**EXERCISE**
Here are some records; copy every line that holds the word "Distance".

**PROVIDED ENTRIES**

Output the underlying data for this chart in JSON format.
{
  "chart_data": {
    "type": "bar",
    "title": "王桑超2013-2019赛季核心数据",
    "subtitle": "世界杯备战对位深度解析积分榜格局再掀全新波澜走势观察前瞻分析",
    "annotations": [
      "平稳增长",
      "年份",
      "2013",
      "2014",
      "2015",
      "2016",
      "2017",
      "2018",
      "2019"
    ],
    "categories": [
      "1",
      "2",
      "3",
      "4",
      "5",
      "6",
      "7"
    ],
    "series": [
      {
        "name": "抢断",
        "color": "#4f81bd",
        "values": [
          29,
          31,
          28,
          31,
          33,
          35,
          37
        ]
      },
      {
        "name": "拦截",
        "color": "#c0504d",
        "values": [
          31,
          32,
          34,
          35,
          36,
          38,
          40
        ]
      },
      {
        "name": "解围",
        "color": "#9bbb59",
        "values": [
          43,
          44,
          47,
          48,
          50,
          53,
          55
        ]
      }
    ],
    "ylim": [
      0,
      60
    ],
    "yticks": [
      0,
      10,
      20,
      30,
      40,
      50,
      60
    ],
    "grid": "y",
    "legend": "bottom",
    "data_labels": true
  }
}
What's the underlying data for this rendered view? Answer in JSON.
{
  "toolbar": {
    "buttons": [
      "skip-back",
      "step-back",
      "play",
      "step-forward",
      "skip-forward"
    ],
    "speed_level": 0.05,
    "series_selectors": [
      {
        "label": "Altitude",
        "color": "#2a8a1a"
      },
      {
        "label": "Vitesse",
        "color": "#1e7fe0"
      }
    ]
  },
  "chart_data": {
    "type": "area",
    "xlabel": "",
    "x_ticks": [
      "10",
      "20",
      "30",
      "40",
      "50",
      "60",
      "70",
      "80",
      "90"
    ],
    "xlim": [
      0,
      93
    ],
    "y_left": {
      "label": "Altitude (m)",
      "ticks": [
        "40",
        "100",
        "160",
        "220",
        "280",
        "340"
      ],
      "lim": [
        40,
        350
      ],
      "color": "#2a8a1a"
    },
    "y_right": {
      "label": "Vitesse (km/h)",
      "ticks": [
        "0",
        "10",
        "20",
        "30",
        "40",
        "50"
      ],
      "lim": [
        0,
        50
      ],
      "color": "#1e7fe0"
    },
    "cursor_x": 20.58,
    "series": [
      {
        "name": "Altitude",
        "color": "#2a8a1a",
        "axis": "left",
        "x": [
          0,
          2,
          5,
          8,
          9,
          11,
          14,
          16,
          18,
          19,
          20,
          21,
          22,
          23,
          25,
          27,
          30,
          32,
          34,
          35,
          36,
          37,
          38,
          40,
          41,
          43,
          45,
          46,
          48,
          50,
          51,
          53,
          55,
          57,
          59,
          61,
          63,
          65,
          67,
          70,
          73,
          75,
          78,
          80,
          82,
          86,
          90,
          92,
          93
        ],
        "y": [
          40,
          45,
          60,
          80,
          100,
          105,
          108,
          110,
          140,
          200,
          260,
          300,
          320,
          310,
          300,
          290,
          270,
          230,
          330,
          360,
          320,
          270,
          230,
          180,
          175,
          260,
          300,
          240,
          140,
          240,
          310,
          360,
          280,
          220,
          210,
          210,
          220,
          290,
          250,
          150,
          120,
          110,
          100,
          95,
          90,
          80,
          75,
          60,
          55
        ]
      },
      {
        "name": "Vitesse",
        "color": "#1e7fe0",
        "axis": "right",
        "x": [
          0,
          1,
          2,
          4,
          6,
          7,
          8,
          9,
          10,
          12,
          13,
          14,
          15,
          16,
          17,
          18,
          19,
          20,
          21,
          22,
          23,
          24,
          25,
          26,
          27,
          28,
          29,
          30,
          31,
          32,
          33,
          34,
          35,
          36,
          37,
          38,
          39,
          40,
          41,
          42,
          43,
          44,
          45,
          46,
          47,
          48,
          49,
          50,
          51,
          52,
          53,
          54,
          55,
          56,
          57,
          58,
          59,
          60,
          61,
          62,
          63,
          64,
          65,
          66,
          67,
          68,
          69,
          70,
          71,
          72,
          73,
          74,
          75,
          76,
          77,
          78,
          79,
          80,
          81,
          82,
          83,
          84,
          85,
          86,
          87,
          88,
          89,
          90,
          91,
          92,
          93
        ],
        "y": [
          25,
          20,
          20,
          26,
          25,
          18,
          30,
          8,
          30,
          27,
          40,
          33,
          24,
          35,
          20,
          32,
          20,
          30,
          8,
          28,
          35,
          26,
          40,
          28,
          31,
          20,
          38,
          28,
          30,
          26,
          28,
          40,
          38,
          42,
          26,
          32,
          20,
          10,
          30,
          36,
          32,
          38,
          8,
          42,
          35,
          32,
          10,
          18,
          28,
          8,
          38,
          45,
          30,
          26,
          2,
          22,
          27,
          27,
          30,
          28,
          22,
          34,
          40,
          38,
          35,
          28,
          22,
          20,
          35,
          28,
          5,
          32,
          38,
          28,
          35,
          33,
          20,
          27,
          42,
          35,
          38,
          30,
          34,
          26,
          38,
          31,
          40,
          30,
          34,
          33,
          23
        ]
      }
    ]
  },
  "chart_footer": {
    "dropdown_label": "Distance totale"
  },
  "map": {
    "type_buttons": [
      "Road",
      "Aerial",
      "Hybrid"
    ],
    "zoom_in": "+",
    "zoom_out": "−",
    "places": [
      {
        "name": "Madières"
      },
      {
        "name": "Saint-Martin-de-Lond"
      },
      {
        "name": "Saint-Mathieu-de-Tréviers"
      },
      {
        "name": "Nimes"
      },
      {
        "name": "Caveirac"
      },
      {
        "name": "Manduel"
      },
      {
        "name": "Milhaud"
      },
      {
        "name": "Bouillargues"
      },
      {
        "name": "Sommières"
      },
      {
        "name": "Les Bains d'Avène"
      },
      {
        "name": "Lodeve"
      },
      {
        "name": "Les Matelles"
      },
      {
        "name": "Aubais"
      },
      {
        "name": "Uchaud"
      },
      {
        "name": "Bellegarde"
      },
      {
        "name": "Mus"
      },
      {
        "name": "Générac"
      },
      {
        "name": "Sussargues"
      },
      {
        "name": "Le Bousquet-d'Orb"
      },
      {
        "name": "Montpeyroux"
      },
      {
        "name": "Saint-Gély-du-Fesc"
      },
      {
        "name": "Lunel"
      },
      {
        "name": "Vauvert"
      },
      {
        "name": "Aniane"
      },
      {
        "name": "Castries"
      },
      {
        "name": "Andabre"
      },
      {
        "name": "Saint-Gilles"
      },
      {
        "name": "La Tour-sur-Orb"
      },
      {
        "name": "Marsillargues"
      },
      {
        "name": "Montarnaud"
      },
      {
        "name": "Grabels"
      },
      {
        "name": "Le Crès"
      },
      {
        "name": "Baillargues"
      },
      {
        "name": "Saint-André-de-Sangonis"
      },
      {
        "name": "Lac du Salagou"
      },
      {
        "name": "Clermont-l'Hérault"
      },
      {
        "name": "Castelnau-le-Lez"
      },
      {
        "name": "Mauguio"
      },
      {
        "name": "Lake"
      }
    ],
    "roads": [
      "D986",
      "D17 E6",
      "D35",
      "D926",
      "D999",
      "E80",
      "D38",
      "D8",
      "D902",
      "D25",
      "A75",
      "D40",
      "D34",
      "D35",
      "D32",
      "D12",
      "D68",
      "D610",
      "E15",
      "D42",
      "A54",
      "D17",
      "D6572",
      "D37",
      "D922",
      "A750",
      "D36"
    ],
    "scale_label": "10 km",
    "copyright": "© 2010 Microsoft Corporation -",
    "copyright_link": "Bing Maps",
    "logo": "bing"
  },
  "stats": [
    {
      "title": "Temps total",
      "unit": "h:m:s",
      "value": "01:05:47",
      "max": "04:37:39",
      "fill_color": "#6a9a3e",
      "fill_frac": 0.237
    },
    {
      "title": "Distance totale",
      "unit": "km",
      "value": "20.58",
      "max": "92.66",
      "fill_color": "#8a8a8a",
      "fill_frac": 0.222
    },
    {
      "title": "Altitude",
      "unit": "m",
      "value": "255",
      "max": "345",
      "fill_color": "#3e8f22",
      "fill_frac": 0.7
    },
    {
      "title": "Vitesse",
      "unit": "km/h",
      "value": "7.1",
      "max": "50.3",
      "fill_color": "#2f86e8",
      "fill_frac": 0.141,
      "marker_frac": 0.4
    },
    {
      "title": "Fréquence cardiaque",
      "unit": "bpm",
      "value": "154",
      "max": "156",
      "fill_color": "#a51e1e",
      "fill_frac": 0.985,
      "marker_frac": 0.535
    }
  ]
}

**WRITTEN SOLUTION**
    "dropdown_label": "Distance totale"
      "title": "Distance totale",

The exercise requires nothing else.